_Short task_
Set out the lines of the records, from the line containing "title-suffix: (CMS jet" through the line containing "ratio-band-inner [302,773,341,808]", as a Markdown table with the columns Row and Entry. Number each line in Row, put its text in Entry, and leave out any blank lines.

Element region listings
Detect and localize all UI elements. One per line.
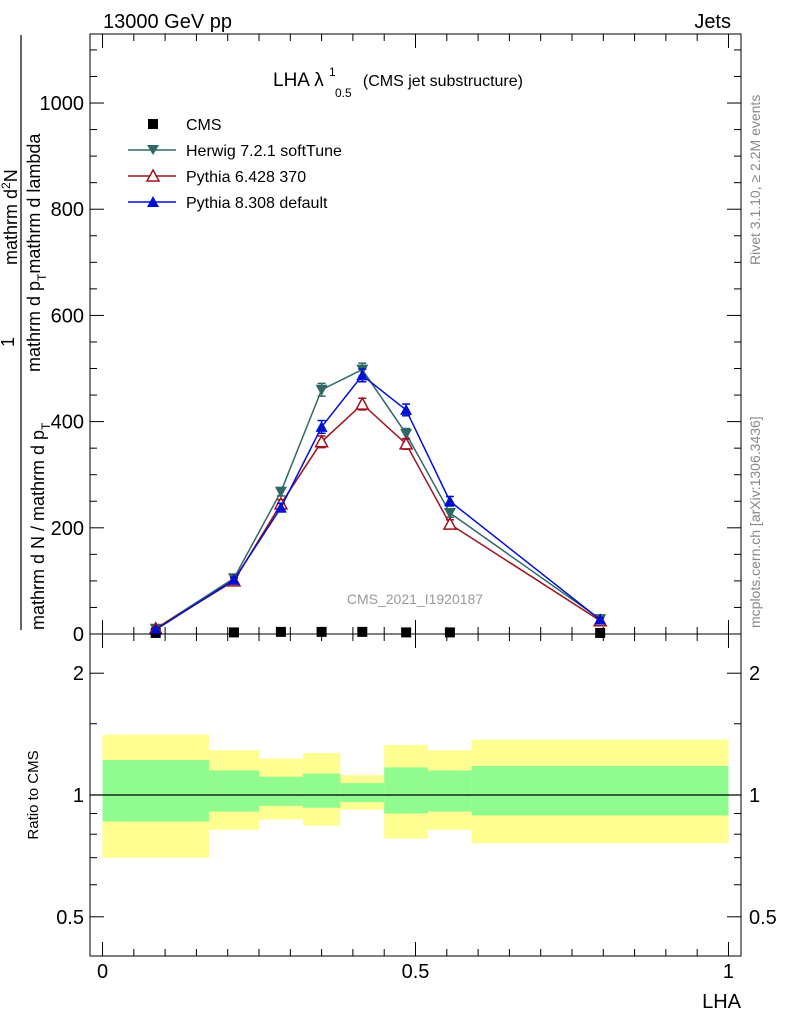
title-suffix: (CMS jet substructure) [363,73,523,90]
legend-label-pythia8: Pythia 8.308 default [186,195,328,212]
title-sup: 1 [329,65,336,79]
legend-label-cms: CMS [186,117,222,134]
main-axis-ticks [90,34,741,635]
xtick-label: 0.5 [402,961,430,983]
data-point-triangle-up [315,420,328,432]
ratio-frame [89,633,742,957]
data-point-triangle-up [400,403,413,415]
ratio-band-inner [302,773,341,808]
ratio-ytick-label-right: 0.5 [749,907,777,929]
data-point-square [275,626,286,637]
data-point-triangle-up [227,573,240,585]
data-point-triangle-up [594,613,607,625]
series-3 [149,368,607,635]
legend-marker-herwig [147,145,159,155]
data-point-triangle-down [315,384,328,396]
legend-entry-pythia6: Pythia 6.428 370 [128,168,306,186]
ylabel-numerator: 1 [0,337,18,347]
legend-label-pythia6: Pythia 6.428 370 [186,169,306,186]
main-ytick-label: 600 [51,305,84,327]
ratio-band-inner [259,776,303,806]
x-axis-label: LHA [702,991,742,1013]
ratio-band-inner [102,760,209,822]
ratio-ytick-label-right: 1 [749,785,760,807]
data-point-square [228,627,239,638]
data-point-square [595,627,606,638]
ratio-ytick-label-left: 2 [73,663,84,685]
ratio-ylabel: Ratio to CMS [25,750,42,839]
legend: CMS Herwig 7.2.1 softTune Pythia 6.428 3… [128,117,342,212]
data-point-triangle-down [400,428,413,440]
main-ytick-label: 800 [51,199,84,221]
main-ytick-label: 200 [51,518,84,540]
legend-marker-pythia6 [145,168,161,182]
main-series-layer [148,362,608,638]
legend-entry-cms: CMS [148,117,222,134]
legend-label-herwig: Herwig 7.2.1 softTune [186,143,342,160]
legend-entry-pythia8: Pythia 8.308 default [128,195,328,212]
data-point-square [401,627,412,638]
data-point-triangle-up [356,369,369,381]
data-point-triangle-up [443,495,456,507]
ylabel-top-line2: mathrm d pTmathrm d lambda [24,133,49,372]
data-point-square [316,626,327,637]
xtick-label: 0 [97,961,108,983]
xtick-label: 1 [723,961,734,983]
main-ytick-labels: 0 200 400 600 800 1000 [40,93,85,646]
data-point-triangle-open [442,516,458,530]
legend-entry-herwig: Herwig 7.2.1 softTune [128,143,342,160]
rivet-label: Rivet 3.1.10, ≥ 2.2M events [747,95,763,265]
legend-marker-pythia8 [147,196,159,207]
main-ytick-label: 1000 [40,93,85,115]
data-point-square [357,626,368,637]
ratio-ytick-label-left: 0.5 [56,907,84,929]
ratio-band-inner [428,770,472,812]
data-point-triangle-down [274,486,287,498]
data-point-square [444,627,455,638]
main-panel: 0 200 400 600 800 1000 LHA λ 1 0.5 (CMS jet s… [40,33,742,646]
series-line [155,374,601,631]
ratio-band-inner [471,765,729,816]
data-point-triangle-open [398,436,414,450]
data-point-triangle-open [355,396,370,410]
ylabel-denominator: mathrm d N / mathrm d pT [28,422,53,630]
ratio-bands [102,734,729,858]
data-point-triangle-up [274,501,287,513]
ratio-band-inner [340,783,385,803]
ratio-panel: 0.5 0.51 12 2 0 0.5 1 Ratio to CMS LHA [25,633,777,1013]
title-sub: 0.5 [335,86,352,100]
data-point-triangle-up [149,623,162,635]
plot-title: LHA λ 1 0.5 (CMS jet substructure) [273,60,523,102]
analysis-watermark: CMS_2021_I1920187 [347,591,483,607]
data-point-triangle-open [314,434,329,448]
mcplots-label: mcplots.cern.ch [arXiv:1306.3436] [747,416,763,628]
legend-marker-cms [148,119,158,129]
ylabel-top-line1: mathrm d2N [0,169,21,265]
xtick-labels: 0 0.5 1 [97,961,734,983]
ratio-ytick-label-right: 2 [749,663,760,685]
header-left: 13000 GeV pp [103,11,232,33]
series-line [155,368,601,630]
ratio-axis-ticks [90,633,741,957]
title-main: LHA λ [273,70,324,91]
ratio-ytick-label-left: 1 [73,785,84,807]
data-point-triangle-down [443,507,456,519]
ratio-band-inner [384,767,429,814]
main-ytick-label: 0 [73,624,84,646]
ratio-band-inner [208,770,260,812]
series-0 [150,626,606,638]
header-right: Jets [694,11,731,33]
main-ytick-label: 400 [51,412,84,434]
ratio-ytick-labels: 0.5 0.5 1 1 2 2 [56,663,777,929]
main-ylabel: 1 mathrm d N / mathrm d pT mathrm d2N ma… [0,35,53,630]
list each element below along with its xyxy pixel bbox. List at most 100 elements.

_Exercise result_
| Row | Entry |
|---|---|
| 1 | title-suffix: (CMS jet substructure) [363,73,523,90] |
| 2 | legend-label-pythia8: Pythia 8.308 default [186,195,328,212] |
| 3 | title-sup: 1 [329,65,336,79] |
| 4 | legend-label-cms: CMS [186,117,222,134] |
| 5 | main-axis-ticks [90,34,741,635] |
| 6 | xtick-label: 0.5 [402,961,430,983] |
| 7 | data-point-triangle-up [315,420,328,432] |
| 8 | ratio-frame [89,633,742,957] |
| 9 | data-point-triangle-up [400,403,413,415] |
| 10 | ratio-band-inner [302,773,341,808] |